- [What the exercise asks]
A verbatim copy of the records is required, with all pictures left out.

[Saved entries]
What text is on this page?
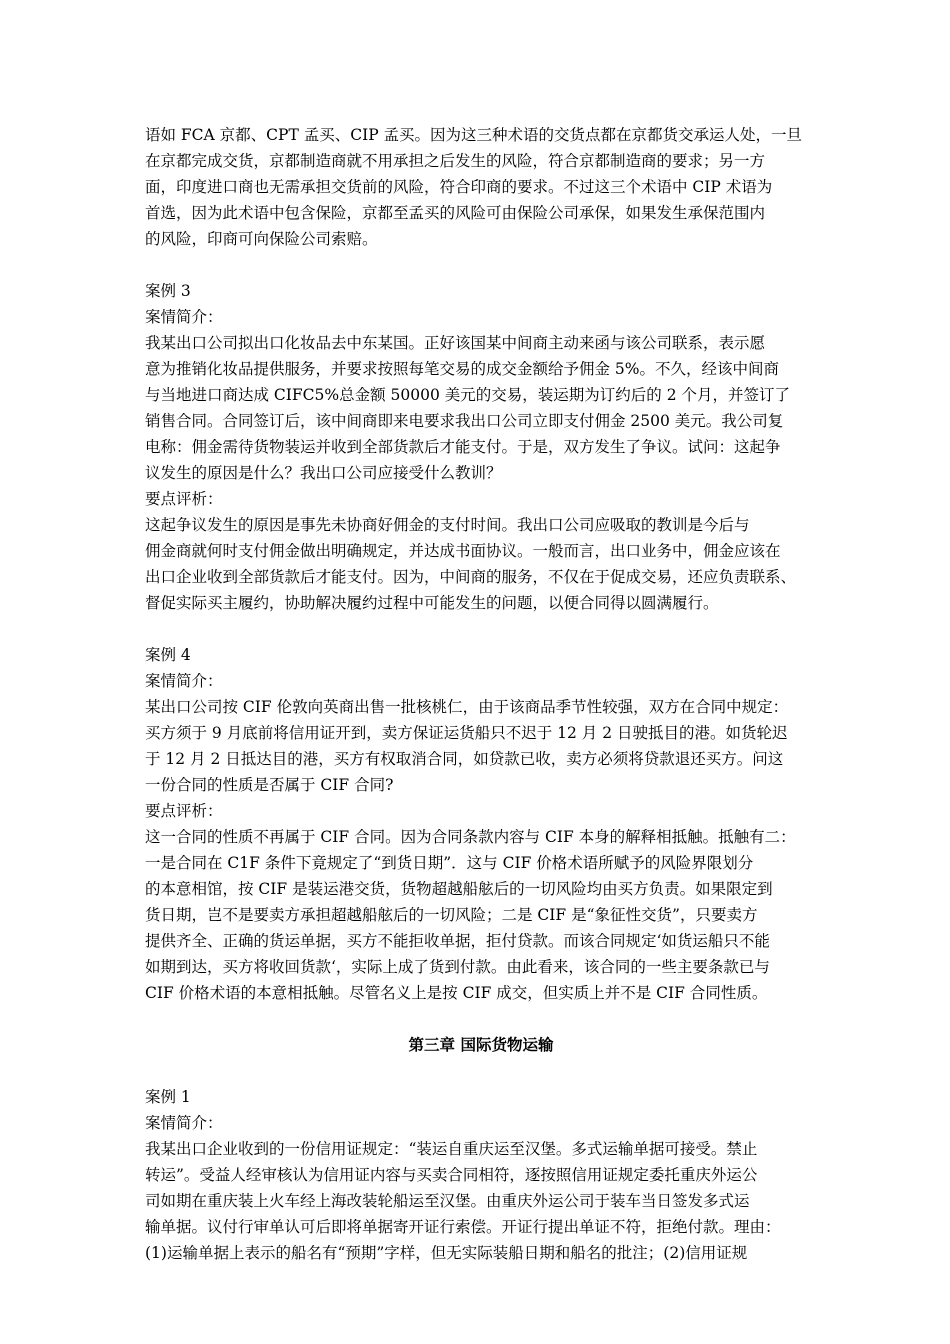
语如 FCA 京都、CPT 孟买、CIP 孟买。因为这三种术语的交货点都在京都货交承运人处，一旦
在京都完成交货，京都制造商就不用承担之后发生的风险，符合京都制造商的要求；另一方
面，印度进口商也无需承担交货前的风险，符合印商的要求。不过这三个术语中 CIP 术语为
首选，因为此术语中包含保险，京都至孟买的风险可由保险公司承保，如果发生承保范围内
的风险，印商可向保险公司索赔。
案例 3
案情简介：
我某出口公司拟出口化妆品去中东某国。正好该国某中间商主动来函与该公司联系，表示愿
意为推销化妆品提供服务，并要求按照每笔交易的成交金额给予佣金 5%。不久，经该中间商
与当地进口商达成 CIFC5%总金额 50000 美元的交易，装运期为订约后的 2 个月，并签订了
销售合同。合同签订后，该中间商即来电要求我出口公司立即支付佣金 2500 美元。我公司复
电称：佣金需待货物装运并收到全部货款后才能支付。于是，双方发生了争议。试问：这起争
议发生的原因是什么？我出口公司应接受什么教训？
要点评析：
这起争议发生的原因是事先未协商好佣金的支付时间。我出口公司应吸取的教训是今后与
佣金商就何时支付佣金做出明确规定，并达成书面协议。一般而言，出口业务中，佣金应该在
出口企业收到全部货款后才能支付。因为，中间商的服务，不仅在于促成交易，还应负责联系、
督促实际买主履约，协助解决履约过程中可能发生的问题，以便合同得以圆满履行。
案例 4
案情简介：
某出口公司按 CIF 伦敦向英商出售一批核桃仁，由于该商品季节性较强，双方在合同中规定：
买方须于 9 月底前将信用证开到，卖方保证运货船只不迟于 12 月 2 日驶抵目的港。如货轮迟
于 12 月 2 日抵达目的港，买方有权取消合同，如贷款已收，卖方必须将贷款退还买方。问这
一份合同的性质是否属于 CIF 合同?
要点评析：
这一合同的性质不再属于 CIF 合同。因为合同条款内容与 CIF 本身的解释相抵触。抵触有二：
一是合同在 C1F 条件下竟规定了“到货日期”．这与 CIF 价格术语所赋予的风险界限划分
的本意相馆，按 CIF 是装运港交货，货物超越船舷后的一切风险均由买方负责。如果限定到
货日期，岂不是要卖方承担超越船舷后的一切风险；二是 CIF 是“象征性交货”，只要卖方
提供齐全、正确的货运单据，买方不能拒收单据，拒付贷款。而该合同规定‘如货运船只不能
如期到达，买方将收回货款‘，实际上成了货到付款。由此看来，该合同的一些主要条款已与
CIF 价格术语的本意相抵触。尽管名义上是按 CIF 成交，但实质上并不是 CIF 合同性质。
第三章 国际货物运输
案例 1
案情简介：
我某出口企业收到的一份信用证规定：“装运自重庆运至汉堡。多式运输单据可接受。禁止
转运”。受益人经审核认为信用证内容与买卖合同相符，逐按照信用证规定委托重庆外运公
司如期在重庆装上火车经上海改装轮船运至汉堡。由重庆外运公司于装车当日签发多式运
输单据。议付行审单认可后即将单据寄开证行索偿。开证行提出单证不符，拒绝付款。理由：
(1)运输单据上表示的船名有“预期”字样，但无实际装船日期和船名的批注；(2)信用证规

- [Exercise output]
What text is on this page?
语如 FCA 京都、CPT 孟买、CIP 孟买。因为这三种术语的交货点都在京都货交承运人处，一旦
在京都完成交货，京都制造商就不用承担之后发生的风险，符合京都制造商的要求；另一方
面，印度进口商也无需承担交货前的风险，符合印商的要求。不过这三个术语中 CIP 术语为
首选，因为此术语中包含保险，京都至孟买的风险可由保险公司承保，如果发生承保范围内
的风险，印商可向保险公司索赔。
案例 3
案情简介：
我某出口公司拟出口化妆品去中东某国。正好该国某中间商主动来函与该公司联系，表示愿
意为推销化妆品提供服务，并要求按照每笔交易的成交金额给予佣金 5%。不久，经该中间商
与当地进口商达成 CIFC5%总金额 50000 美元的交易，装运期为订约后的 2 个月，并签订了
销售合同。合同签订后，该中间商即来电要求我出口公司立即支付佣金 2500 美元。我公司复
电称：佣金需待货物装运并收到全部货款后才能支付。于是，双方发生了争议。试问：这起争
议发生的原因是什么？我出口公司应接受什么教训？
要点评析：
这起争议发生的原因是事先未协商好佣金的支付时间。我出口公司应吸取的教训是今后与
佣金商就何时支付佣金做出明确规定，并达成书面协议。一般而言，出口业务中，佣金应该在
出口企业收到全部货款后才能支付。因为，中间商的服务，不仅在于促成交易，还应负责联系、
督促实际买主履约，协助解决履约过程中可能发生的问题，以便合同得以圆满履行。
案例 4
案情简介：
某出口公司按 CIF 伦敦向英商出售一批核桃仁，由于该商品季节性较强，双方在合同中规定：
买方须于 9 月底前将信用证开到，卖方保证运货船只不迟于 12 月 2 日驶抵目的港。如货轮迟
于 12 月 2 日抵达目的港，买方有权取消合同，如贷款已收，卖方必须将贷款退还买方。问这
一份合同的性质是否属于 CIF 合同?
要点评析：
这一合同的性质不再属于 CIF 合同。因为合同条款内容与 CIF 本身的解释相抵触。抵触有二：
一是合同在 C1F 条件下竟规定了“到货日期”．这与 CIF 价格术语所赋予的风险界限划分
的本意相馆，按 CIF 是装运港交货，货物超越船舷后的一切风险均由买方负责。如果限定到
货日期，岂不是要卖方承担超越船舷后的一切风险；二是 CIF 是“象征性交货”，只要卖方
提供齐全、正确的货运单据，买方不能拒收单据，拒付贷款。而该合同规定‘如货运船只不能
如期到达，买方将收回货款‘，实际上成了货到付款。由此看来，该合同的一些主要条款已与
CIF 价格术语的本意相抵触。尽管名义上是按 CIF 成交，但实质上并不是 CIF 合同性质。
第三章 国际货物运输
案例 1
案情简介：
我某出口企业收到的一份信用证规定：“装运自重庆运至汉堡。多式运输单据可接受。禁止
转运”。受益人经审核认为信用证内容与买卖合同相符，逐按照信用证规定委托重庆外运公
司如期在重庆装上火车经上海改装轮船运至汉堡。由重庆外运公司于装车当日签发多式运
输单据。议付行审单认可后即将单据寄开证行索偿。开证行提出单证不符，拒绝付款。理由：
(1)运输单据上表示的船名有“预期”字样，但无实际装船日期和船名的批注；(2)信用证规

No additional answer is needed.